• Brief: Repeat the lines that follow, leaving nothing out.

• Data lines:
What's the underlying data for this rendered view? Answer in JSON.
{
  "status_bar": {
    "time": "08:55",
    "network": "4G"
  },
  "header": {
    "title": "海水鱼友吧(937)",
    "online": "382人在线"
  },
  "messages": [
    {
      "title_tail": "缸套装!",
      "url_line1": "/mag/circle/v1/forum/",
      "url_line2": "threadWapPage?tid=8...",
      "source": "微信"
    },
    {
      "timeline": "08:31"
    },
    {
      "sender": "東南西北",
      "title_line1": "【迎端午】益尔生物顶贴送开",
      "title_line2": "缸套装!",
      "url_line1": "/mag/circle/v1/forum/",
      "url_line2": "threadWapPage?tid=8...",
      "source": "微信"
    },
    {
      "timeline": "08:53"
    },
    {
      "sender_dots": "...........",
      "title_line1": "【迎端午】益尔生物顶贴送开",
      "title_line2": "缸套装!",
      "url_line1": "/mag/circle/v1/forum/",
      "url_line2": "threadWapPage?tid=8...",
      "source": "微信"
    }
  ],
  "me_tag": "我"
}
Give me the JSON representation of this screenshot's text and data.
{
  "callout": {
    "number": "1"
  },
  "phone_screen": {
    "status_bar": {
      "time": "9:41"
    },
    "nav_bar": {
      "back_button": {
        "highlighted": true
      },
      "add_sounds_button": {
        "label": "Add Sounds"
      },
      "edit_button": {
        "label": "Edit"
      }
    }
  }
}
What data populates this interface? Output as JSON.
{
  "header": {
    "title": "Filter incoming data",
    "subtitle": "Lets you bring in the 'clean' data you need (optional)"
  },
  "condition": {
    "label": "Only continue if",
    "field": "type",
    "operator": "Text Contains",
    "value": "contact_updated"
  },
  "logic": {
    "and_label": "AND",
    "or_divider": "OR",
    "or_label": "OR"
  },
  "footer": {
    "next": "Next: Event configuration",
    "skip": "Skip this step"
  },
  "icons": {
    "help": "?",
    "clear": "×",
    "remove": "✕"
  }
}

• Expected answer:
What's the underlying data for this rendered view? Answer in JSON.
{
  "status_bar": {
    "time": "08:55",
    "network": "4G"
  },
  "header": {
    "title": "海水鱼友吧(937)",
    "online": "382人在线"
  },
  "messages": [
    {
      "title_tail": "缸套装!",
      "url_line1": "/mag/circle/v1/forum/",
      "url_line2": "threadWapPage?tid=8...",
      "source": "微信"
    },
    {
      "timeline": "08:31"
    },
    {
      "sender": "東南西北",
      "title_line1": "【迎端午】益尔生物顶贴送开",
      "title_line2": "缸套装!",
      "url_line1": "/mag/circle/v1/forum/",
      "url_line2": "threadWapPage?tid=8...",
      "source": "微信"
    },
    {
      "timeline": "08:53"
    },
    {
      "sender_dots": "...........",
      "title_line1": "【迎端午】益尔生物顶贴送开",
      "title_line2": "缸套装!",
      "url_line1": "/mag/circle/v1/forum/",
      "url_line2": "threadWapPage?tid=8...",
      "source": "微信"
    }
  ],
  "me_tag": "我"
}
Give me the JSON representation of this screenshot's text and data.
{
  "callout": {
    "number": "1"
  },
  "phone_screen": {
    "status_bar": {
      "time": "9:41"
    },
    "nav_bar": {
      "back_button": {
        "highlighted": true
      },
      "add_sounds_button": {
        "label": "Add Sounds"
      },
      "edit_button": {
        "label": "Edit"
      }
    }
  }
}
What data populates this interface? Output as JSON.
{
  "header": {
    "title": "Filter incoming data",
    "subtitle": "Lets you bring in the 'clean' data you need (optional)"
  },
  "condition": {
    "label": "Only continue if",
    "field": "type",
    "operator": "Text Contains",
    "value": "contact_updated"
  },
  "logic": {
    "and_label": "AND",
    "or_divider": "OR",
    "or_label": "OR"
  },
  "footer": {
    "next": "Next: Event configuration",
    "skip": "Skip this step"
  },
  "icons": {
    "help": "?",
    "clear": "×",
    "remove": "✕"
  }
}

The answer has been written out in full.